It is required that all of the data be written out exactly.

[Extracted information]
--

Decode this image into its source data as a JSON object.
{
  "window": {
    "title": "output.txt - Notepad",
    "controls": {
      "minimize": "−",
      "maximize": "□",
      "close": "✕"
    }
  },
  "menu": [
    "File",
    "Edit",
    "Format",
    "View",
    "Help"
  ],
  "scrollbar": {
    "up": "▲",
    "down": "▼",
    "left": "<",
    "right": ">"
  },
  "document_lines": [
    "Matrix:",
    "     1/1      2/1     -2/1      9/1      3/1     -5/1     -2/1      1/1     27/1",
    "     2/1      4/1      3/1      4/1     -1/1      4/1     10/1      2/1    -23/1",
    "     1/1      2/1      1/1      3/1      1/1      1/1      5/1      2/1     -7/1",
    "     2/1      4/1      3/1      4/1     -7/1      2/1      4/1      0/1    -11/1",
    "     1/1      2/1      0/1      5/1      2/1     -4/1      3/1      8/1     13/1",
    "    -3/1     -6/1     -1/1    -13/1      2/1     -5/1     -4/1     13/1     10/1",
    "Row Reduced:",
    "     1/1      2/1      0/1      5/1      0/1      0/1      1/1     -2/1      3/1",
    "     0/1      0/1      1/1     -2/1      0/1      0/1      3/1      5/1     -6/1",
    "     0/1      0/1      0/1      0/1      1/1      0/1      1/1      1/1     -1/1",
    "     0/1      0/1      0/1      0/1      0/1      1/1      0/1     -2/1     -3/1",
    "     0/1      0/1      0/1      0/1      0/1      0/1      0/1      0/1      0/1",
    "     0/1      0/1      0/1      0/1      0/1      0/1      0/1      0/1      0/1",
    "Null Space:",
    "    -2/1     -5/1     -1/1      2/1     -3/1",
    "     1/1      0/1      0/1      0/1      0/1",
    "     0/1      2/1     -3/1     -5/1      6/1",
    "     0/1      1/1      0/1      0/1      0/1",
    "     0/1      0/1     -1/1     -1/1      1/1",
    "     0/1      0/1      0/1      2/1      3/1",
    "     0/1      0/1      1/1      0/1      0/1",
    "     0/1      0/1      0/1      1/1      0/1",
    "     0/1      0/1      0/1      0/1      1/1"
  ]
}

--

[Finished answer]
Decode this image into its source data as a JSON object.
{
  "window": {
    "title": "output.txt - Notepad",
    "controls": {
      "minimize": "−",
      "maximize": "□",
      "close": "✕"
    }
  },
  "menu": [
    "File",
    "Edit",
    "Format",
    "View",
    "Help"
  ],
  "scrollbar": {
    "up": "▲",
    "down": "▼",
    "left": "<",
    "right": ">"
  },
  "document_lines": [
    "Matrix:",
    "     1/1      2/1     -2/1      9/1      3/1     -5/1     -2/1      1/1     27/1",
    "     2/1      4/1      3/1      4/1     -1/1      4/1     10/1      2/1    -23/1",
    "     1/1      2/1      1/1      3/1      1/1      1/1      5/1      2/1     -7/1",
    "     2/1      4/1      3/1      4/1     -7/1      2/1      4/1      0/1    -11/1",
    "     1/1      2/1      0/1      5/1      2/1     -4/1      3/1      8/1     13/1",
    "    -3/1     -6/1     -1/1    -13/1      2/1     -5/1     -4/1     13/1     10/1",
    "Row Reduced:",
    "     1/1      2/1      0/1      5/1      0/1      0/1      1/1     -2/1      3/1",
    "     0/1      0/1      1/1     -2/1      0/1      0/1      3/1      5/1     -6/1",
    "     0/1      0/1      0/1      0/1      1/1      0/1      1/1      1/1     -1/1",
    "     0/1      0/1      0/1      0/1      0/1      1/1      0/1     -2/1     -3/1",
    "     0/1      0/1      0/1      0/1      0/1      0/1      0/1      0/1      0/1",
    "     0/1      0/1      0/1      0/1      0/1      0/1      0/1      0/1      0/1",
    "Null Space:",
    "    -2/1     -5/1     -1/1      2/1     -3/1",
    "     1/1      0/1      0/1      0/1      0/1",
    "     0/1      2/1     -3/1     -5/1      6/1",
    "     0/1      1/1      0/1      0/1      0/1",
    "     0/1      0/1     -1/1     -1/1      1/1",
    "     0/1      0/1      0/1      2/1      3/1",
    "     0/1      0/1      1/1      0/1      0/1",
    "     0/1      0/1      0/1      1/1      0/1",
    "     0/1      0/1      0/1      0/1      1/1"
  ]
}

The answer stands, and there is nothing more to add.